» **What the exercise asks**: Look through the records that follow. Copy every line containing the word "duration".

» **Rows**:
_ _ _ _

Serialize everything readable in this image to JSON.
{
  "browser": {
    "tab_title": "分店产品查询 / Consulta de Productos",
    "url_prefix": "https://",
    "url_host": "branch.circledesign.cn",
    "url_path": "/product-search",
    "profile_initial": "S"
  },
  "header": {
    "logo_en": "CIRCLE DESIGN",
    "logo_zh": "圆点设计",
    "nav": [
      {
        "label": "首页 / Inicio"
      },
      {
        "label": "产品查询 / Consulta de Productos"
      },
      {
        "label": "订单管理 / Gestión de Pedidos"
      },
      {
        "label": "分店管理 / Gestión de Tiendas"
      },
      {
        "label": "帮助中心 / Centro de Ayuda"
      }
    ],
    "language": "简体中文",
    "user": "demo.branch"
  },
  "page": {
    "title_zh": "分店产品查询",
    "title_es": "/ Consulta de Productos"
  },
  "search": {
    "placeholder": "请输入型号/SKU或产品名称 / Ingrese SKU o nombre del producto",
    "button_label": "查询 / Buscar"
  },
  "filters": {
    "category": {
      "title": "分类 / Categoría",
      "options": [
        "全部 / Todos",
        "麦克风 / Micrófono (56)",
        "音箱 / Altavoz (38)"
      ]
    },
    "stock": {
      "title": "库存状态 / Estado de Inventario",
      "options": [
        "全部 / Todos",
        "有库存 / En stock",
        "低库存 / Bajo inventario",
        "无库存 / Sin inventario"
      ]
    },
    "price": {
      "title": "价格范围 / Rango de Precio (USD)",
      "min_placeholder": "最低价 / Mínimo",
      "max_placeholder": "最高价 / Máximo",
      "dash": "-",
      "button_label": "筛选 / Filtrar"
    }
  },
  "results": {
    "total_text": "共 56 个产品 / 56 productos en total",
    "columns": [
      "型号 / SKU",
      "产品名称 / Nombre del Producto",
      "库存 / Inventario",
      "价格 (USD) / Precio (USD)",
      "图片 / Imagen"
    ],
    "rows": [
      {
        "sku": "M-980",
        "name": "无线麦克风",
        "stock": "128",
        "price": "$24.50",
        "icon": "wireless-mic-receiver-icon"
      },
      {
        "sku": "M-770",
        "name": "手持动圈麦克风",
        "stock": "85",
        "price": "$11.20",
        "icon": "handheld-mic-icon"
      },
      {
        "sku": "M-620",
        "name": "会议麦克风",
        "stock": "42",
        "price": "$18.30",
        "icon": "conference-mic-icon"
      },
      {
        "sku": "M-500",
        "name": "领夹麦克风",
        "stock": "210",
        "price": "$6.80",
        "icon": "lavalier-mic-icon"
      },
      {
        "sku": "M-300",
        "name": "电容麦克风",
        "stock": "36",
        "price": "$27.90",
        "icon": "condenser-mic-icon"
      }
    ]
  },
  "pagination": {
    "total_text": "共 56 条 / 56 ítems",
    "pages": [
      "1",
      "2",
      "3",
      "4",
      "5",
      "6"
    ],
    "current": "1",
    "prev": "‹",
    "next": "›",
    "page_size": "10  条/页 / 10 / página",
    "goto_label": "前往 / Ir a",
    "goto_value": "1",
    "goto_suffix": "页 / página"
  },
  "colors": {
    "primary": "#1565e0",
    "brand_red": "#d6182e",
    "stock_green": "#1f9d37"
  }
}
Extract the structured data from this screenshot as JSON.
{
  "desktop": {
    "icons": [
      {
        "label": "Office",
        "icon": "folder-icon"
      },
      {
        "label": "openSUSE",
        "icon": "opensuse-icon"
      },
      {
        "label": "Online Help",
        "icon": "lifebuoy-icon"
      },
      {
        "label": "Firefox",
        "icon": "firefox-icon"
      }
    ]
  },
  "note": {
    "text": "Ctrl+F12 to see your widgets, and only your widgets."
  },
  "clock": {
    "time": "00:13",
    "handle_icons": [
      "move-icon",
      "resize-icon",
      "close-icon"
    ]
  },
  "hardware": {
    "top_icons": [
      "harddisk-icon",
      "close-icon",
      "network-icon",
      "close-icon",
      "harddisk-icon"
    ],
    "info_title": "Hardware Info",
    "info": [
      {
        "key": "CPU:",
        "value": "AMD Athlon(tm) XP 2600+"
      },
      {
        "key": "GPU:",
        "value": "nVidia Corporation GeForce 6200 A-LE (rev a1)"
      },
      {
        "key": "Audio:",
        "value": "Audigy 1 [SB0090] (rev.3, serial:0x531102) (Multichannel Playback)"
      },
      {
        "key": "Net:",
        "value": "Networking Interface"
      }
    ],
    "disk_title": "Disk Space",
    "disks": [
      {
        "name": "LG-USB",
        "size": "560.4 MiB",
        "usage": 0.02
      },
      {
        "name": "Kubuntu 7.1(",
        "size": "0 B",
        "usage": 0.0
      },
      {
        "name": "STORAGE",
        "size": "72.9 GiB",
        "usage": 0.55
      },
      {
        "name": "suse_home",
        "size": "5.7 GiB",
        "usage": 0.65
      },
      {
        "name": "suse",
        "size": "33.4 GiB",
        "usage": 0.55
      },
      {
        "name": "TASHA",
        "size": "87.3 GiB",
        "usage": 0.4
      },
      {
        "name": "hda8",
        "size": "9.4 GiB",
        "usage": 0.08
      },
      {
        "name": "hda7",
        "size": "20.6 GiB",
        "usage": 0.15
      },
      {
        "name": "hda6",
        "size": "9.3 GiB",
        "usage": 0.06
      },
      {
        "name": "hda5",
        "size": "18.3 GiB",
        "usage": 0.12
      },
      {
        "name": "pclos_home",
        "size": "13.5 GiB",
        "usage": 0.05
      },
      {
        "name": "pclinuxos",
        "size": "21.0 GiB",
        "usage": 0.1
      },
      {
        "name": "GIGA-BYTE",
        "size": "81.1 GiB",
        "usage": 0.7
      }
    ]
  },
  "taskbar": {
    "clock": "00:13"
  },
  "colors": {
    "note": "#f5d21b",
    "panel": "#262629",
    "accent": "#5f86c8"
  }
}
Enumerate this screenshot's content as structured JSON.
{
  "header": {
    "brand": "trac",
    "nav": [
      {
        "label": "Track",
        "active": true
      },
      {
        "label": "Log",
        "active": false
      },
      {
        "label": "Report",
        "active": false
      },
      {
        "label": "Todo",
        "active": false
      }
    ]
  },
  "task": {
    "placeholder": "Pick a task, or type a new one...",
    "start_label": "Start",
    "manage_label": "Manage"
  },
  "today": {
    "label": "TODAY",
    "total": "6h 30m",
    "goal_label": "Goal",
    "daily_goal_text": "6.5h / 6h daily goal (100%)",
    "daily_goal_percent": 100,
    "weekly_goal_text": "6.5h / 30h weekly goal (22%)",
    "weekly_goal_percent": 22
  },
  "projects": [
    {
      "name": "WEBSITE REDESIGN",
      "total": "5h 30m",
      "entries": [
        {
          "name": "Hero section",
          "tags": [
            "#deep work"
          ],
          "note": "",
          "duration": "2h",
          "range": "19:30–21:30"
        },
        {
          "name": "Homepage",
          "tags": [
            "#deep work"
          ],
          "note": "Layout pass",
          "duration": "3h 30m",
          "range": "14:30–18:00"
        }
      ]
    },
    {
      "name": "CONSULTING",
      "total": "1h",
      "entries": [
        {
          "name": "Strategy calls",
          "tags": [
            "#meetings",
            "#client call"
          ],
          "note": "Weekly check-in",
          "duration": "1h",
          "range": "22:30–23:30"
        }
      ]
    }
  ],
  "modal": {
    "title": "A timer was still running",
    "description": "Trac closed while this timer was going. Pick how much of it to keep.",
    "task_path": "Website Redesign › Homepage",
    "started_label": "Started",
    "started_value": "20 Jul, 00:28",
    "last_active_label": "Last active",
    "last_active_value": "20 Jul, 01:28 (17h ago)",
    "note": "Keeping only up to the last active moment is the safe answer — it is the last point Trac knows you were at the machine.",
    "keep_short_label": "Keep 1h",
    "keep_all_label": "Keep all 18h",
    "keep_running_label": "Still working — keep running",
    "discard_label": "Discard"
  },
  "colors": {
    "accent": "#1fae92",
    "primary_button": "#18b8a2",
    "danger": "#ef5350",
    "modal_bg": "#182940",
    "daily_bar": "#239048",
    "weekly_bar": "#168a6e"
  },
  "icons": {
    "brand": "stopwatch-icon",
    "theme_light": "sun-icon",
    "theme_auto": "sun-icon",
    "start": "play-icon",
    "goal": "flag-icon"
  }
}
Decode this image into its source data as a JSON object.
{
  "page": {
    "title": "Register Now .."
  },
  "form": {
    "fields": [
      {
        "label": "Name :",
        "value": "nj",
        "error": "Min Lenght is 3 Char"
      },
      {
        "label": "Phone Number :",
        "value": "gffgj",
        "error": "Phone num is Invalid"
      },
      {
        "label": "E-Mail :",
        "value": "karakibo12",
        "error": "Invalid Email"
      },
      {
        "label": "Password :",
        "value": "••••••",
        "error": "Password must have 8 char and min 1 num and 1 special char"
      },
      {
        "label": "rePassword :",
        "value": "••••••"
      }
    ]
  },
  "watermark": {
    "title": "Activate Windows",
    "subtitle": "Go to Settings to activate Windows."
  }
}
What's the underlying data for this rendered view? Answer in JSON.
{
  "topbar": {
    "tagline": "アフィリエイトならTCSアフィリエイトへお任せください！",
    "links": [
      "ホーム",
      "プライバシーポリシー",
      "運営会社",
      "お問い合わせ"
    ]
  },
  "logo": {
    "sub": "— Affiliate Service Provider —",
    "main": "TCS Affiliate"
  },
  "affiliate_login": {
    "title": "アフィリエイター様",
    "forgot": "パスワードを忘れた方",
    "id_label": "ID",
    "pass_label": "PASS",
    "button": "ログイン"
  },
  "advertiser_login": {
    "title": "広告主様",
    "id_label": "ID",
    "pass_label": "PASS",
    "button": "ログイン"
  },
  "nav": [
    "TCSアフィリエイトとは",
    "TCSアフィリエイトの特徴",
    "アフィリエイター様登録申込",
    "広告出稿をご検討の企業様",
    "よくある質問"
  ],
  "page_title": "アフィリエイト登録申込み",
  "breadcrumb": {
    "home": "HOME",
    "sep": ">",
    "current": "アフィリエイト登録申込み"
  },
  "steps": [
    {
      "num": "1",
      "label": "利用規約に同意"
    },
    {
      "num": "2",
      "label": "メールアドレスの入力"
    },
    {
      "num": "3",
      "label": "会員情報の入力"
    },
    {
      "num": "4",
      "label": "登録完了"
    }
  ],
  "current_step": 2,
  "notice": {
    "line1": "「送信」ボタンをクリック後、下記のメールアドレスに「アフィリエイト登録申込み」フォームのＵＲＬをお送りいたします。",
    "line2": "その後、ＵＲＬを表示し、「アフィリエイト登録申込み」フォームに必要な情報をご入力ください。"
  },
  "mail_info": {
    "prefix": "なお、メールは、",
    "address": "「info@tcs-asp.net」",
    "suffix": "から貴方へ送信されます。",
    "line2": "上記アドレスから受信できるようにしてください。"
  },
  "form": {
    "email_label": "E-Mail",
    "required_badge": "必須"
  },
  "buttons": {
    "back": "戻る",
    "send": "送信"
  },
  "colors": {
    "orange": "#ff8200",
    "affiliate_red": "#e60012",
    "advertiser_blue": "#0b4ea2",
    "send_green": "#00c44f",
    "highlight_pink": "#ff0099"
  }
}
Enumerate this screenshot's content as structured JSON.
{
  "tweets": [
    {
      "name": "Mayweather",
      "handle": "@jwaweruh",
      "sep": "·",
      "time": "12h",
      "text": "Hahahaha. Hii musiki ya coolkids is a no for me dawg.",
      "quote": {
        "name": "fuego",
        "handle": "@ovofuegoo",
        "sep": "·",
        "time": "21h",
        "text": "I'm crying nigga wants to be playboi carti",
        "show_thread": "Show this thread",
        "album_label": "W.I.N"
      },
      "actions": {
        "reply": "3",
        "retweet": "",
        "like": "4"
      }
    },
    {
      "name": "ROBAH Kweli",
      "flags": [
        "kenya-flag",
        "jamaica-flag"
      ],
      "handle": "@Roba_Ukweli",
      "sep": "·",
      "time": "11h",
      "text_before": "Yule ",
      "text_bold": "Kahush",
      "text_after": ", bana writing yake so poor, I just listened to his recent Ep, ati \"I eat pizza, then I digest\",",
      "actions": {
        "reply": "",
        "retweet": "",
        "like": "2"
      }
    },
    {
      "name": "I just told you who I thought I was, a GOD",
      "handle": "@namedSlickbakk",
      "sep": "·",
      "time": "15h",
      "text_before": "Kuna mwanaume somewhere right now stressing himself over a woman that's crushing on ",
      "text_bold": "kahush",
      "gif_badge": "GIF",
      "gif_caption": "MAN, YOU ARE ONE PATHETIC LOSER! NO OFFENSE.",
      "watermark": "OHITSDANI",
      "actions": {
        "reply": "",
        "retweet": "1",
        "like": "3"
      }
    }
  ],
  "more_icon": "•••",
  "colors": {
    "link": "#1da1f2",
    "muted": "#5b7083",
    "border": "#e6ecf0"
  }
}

_ _ _ _

» **The output**:
          "duration": "2h",
          "duration": "3h 30m",
          "duration": "1h",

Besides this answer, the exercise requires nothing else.